* Start EXTRACTED INFORMATION *

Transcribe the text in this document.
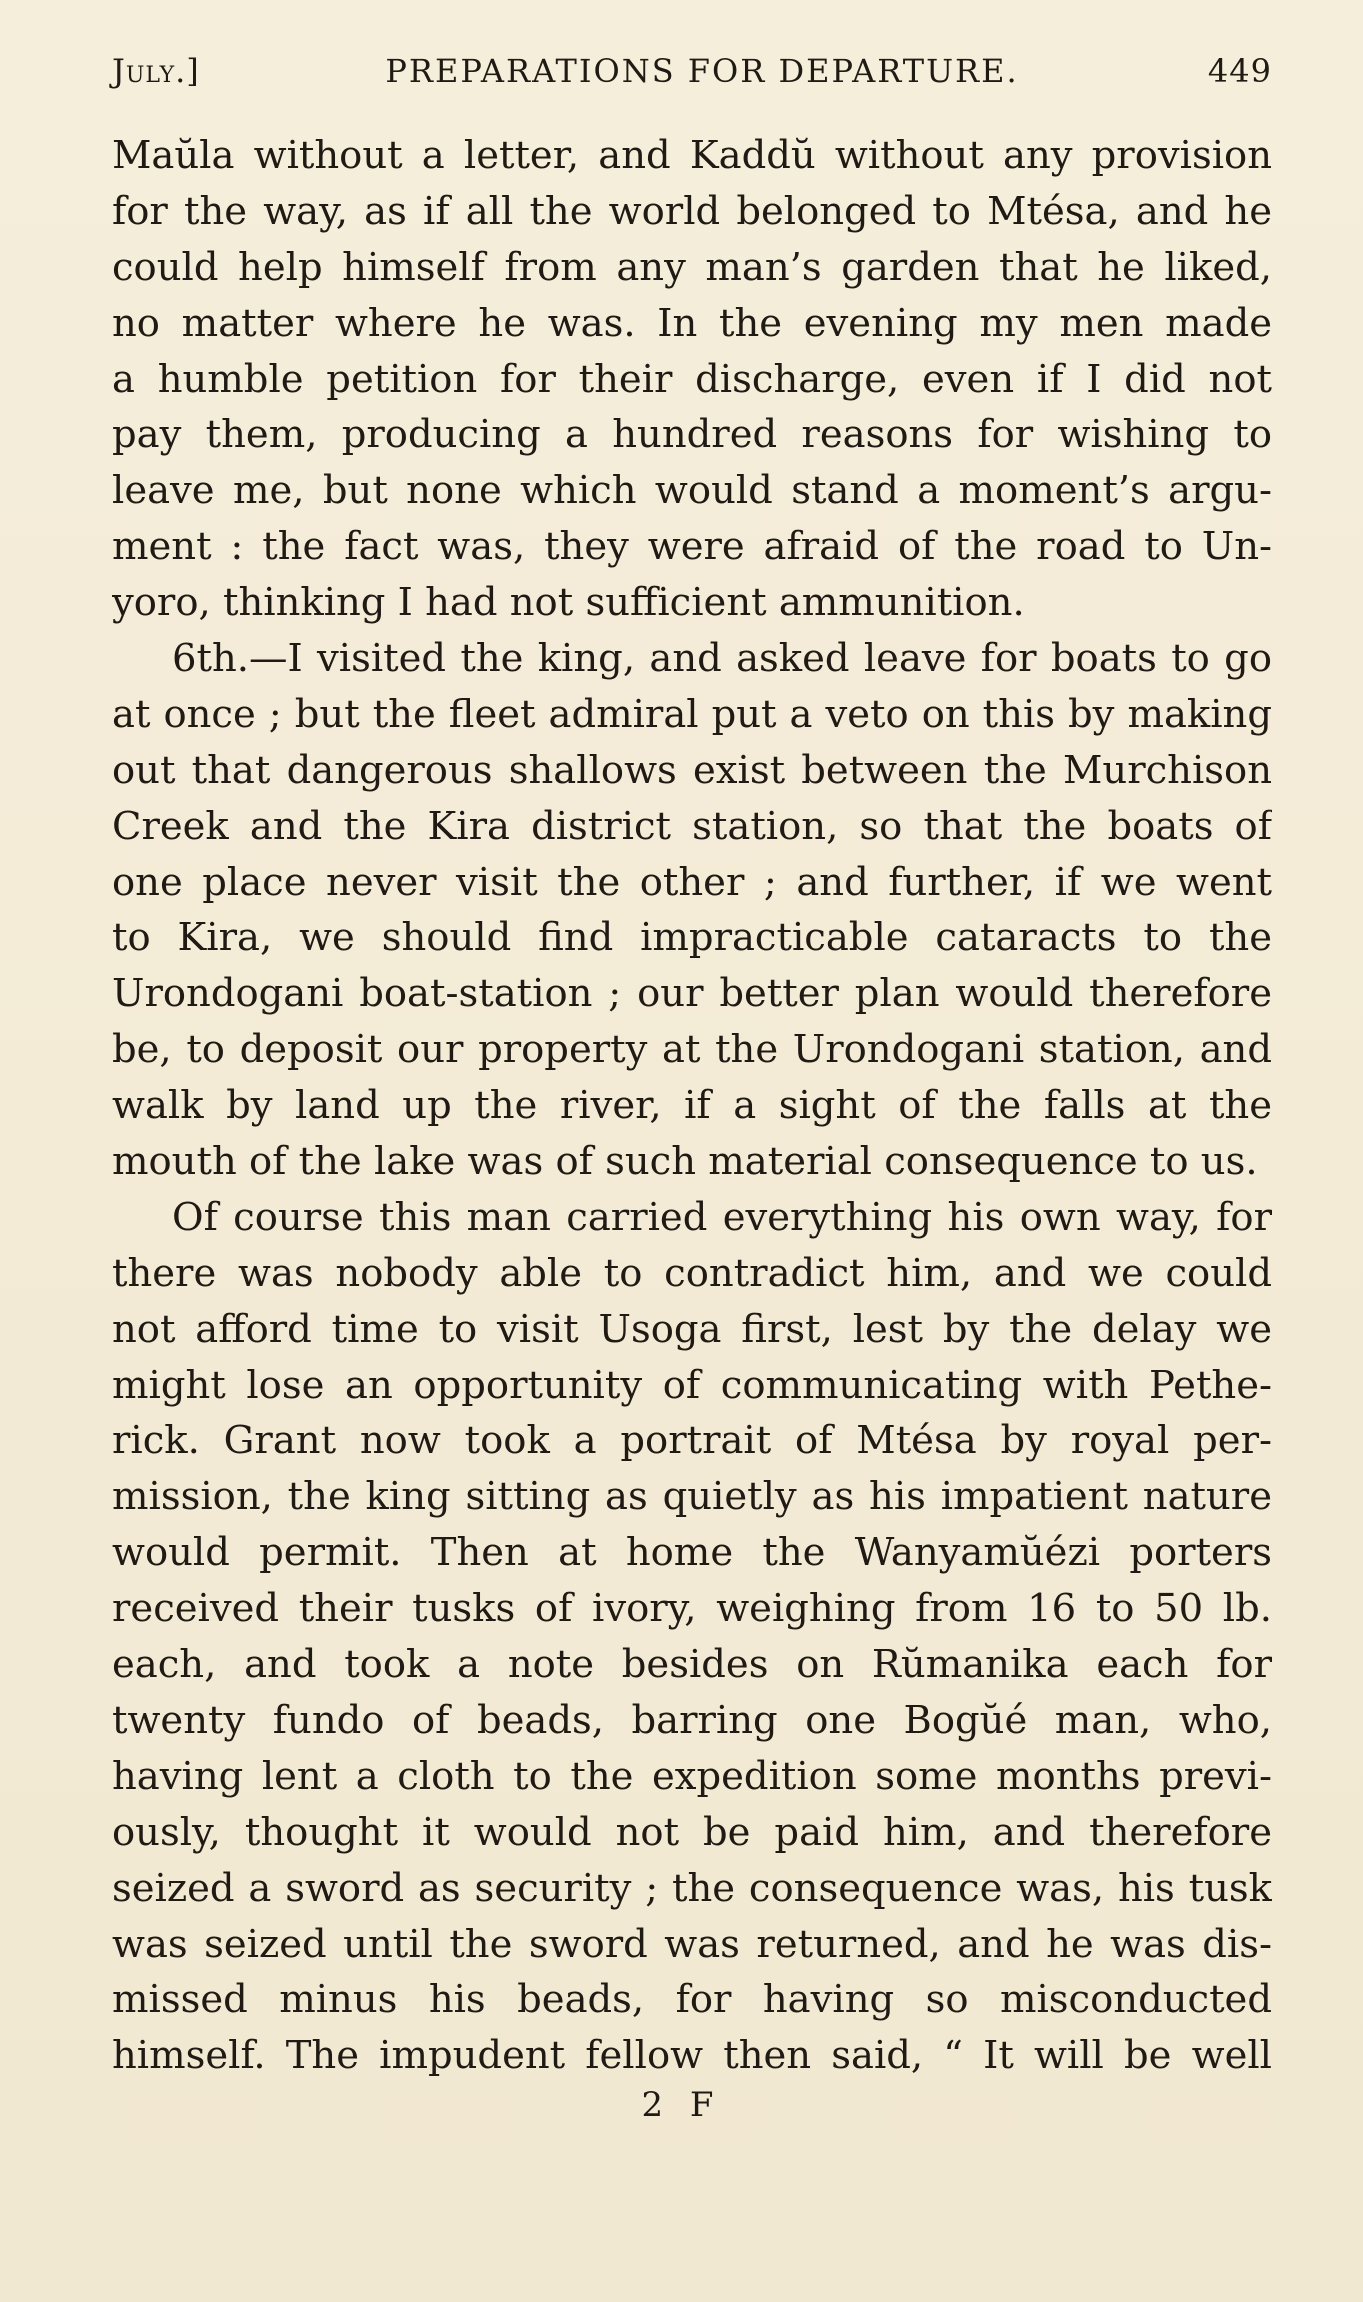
July.]	PREPARATIONS FOR DEPARTURE.	449
Maŭla without a letter, and Kaddŭ without any provision
for the way, as if all the world belonged to Mtésa, and he
could help himself from any man’s garden that he liked,
no matter where he was. In the evening my men made
a humble petition for their discharge, even if I did not
pay them, producing a hundred reasons for wishing to
leave me, but none which would stand a moment’s argu-
ment : the fact was, they were afraid of the road to Un-
yoro, thinking I had not sufficient ammunition.
6th.—I visited the king, and asked leave for boats to go
at once ; but the fleet admiral put a veto on this by making
out that dangerous shallows exist between the Murchison
Creek and the Kira district station, so that the boats of
one place never visit the other ; and further, if we went
to Kira, we should find impracticable cataracts to the
Urondogani boat-station ; our better plan would therefore
be, to deposit our property at the Urondogani station, and
walk by land up the river, if a sight of the falls at the
mouth of the lake was of such material consequence to us.
Of course this man carried everything his own way, for
there was nobody able to contradict him, and we could
not afford time to visit Usoga first, lest by the delay we
might lose an opportunity of communicating with Pethe-
rick. Grant now took a portrait of Mtésa by royal per-
mission, the king sitting as quietly as his impatient nature
would permit. Then at home the Wanyamŭézi porters
received their tusks of ivory, weighing from 16 to 50 lb.
each, and took a note besides on Rŭmanika each for
twenty fundo of beads, barring one Bogŭé man, who,
having lent a cloth to the expedition some months previ-
ously, thought it would not be paid him, and therefore
seized a sword as security ; the consequence was, his tusk
was seized until the sword was returned, and he was dis-
missed minus his beads, for having so misconducted
himself. The impudent fellow then said, “ It will be well
2 F
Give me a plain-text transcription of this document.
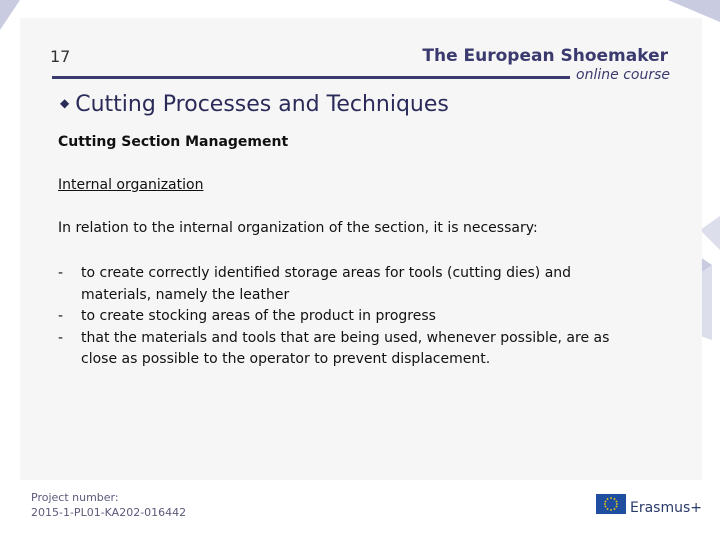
17	The European Shoemaker
online course
◆ Cutting Processes and Techniques
Cutting Section Management
Internal organization
In relation to the internal organization of the section, it is necessary:
- to create correctly identified storage areas for tools (cutting dies) and materials, namely the leather
- to create stocking areas of the product in progress
- that the materials and tools that are being used, whenever possible, are as close as possible to the operator to prevent displacement.
Project number:
2015-1-PL01-KA202-016442	Erasmus+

* End EXTRACTED INFORMATION *

__REQUIRED TASK__.
The lines to repeat start at the one holding "Give me a plain-text" and run through the last line of the records above; write them out exactly, both ends included, but not the pictures.

__REPLY TO THE EXERCISE__.
Give me a plain-text transcription of this document.
17	The European Shoemaker
online course
◆ Cutting Processes and Techniques
Cutting Section Management
Internal organization
In relation to the internal organization of the section, it is necessary:
- to create correctly identified storage areas for tools (cutting dies) and materials, namely the leather
- to create stocking areas of the product in progress
- that the materials and tools that are being used, whenever possible, are as close as possible to the operator to prevent displacement.
Project number:
2015-1-PL01-KA202-016442	Erasmus+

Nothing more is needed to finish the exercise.